Track down each line that has the word "long" and copy it.
------------
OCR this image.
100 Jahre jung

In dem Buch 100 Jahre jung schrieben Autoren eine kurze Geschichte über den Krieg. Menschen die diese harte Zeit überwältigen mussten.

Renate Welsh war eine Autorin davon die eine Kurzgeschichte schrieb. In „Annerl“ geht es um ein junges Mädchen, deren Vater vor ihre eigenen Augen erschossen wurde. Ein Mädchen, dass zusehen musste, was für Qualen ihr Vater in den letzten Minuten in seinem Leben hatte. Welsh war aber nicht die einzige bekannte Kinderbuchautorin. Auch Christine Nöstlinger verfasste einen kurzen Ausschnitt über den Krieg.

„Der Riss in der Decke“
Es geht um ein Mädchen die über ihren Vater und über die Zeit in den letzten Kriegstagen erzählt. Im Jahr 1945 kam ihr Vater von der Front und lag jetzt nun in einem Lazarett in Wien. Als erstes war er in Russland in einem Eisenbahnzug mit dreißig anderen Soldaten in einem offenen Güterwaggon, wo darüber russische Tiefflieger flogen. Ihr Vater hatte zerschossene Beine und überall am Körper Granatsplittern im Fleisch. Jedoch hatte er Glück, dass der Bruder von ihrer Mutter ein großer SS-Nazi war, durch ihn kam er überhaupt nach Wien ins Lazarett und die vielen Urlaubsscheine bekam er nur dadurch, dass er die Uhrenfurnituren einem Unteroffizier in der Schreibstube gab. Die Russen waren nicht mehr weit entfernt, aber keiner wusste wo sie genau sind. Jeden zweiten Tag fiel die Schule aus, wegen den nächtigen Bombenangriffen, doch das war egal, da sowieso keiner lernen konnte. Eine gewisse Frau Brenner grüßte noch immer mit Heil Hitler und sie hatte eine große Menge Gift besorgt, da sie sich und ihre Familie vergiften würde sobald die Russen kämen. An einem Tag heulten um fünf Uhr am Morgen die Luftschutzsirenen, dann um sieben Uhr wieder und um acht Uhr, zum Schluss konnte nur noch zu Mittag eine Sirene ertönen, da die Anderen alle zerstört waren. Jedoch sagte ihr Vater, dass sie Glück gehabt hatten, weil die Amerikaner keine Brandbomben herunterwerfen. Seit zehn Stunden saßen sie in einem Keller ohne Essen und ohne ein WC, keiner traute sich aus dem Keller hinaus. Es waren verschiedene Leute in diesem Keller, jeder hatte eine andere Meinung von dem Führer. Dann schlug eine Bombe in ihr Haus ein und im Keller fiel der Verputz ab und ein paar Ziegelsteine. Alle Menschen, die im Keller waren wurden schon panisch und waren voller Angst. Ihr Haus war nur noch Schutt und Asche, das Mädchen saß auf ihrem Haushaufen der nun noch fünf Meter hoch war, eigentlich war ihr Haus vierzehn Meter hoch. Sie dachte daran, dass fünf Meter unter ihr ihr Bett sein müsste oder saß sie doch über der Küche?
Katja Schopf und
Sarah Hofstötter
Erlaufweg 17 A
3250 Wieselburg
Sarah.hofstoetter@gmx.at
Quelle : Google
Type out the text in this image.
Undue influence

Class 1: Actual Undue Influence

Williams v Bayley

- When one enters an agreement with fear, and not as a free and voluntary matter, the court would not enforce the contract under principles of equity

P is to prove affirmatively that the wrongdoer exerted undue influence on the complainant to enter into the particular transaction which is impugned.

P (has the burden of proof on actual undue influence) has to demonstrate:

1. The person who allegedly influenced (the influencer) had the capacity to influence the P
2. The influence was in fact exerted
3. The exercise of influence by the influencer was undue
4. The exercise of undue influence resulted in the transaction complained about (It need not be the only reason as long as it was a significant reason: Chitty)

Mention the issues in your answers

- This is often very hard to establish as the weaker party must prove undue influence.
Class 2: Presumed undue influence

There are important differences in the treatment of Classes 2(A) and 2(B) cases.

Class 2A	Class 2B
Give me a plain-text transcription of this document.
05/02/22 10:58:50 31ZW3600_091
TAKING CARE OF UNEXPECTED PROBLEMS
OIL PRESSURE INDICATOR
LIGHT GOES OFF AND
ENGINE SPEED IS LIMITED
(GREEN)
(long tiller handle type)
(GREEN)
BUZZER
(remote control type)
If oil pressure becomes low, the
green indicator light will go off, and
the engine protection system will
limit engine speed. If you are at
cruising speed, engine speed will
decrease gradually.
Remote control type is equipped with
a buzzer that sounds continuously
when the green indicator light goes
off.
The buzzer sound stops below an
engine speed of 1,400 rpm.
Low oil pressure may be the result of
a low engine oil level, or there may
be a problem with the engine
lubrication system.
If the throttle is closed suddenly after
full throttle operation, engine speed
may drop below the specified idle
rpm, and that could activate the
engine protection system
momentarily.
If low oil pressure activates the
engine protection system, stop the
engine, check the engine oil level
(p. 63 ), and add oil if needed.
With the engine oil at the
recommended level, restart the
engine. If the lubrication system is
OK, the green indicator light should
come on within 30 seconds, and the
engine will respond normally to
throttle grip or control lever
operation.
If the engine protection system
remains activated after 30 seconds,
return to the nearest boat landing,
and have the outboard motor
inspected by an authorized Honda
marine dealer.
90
------------
## SOLUTION
4. The exercise of undue influence resulted in the transaction complained about (It need not be the only reason as long as it was a significant reason: Chitty)
(long tiller handle type)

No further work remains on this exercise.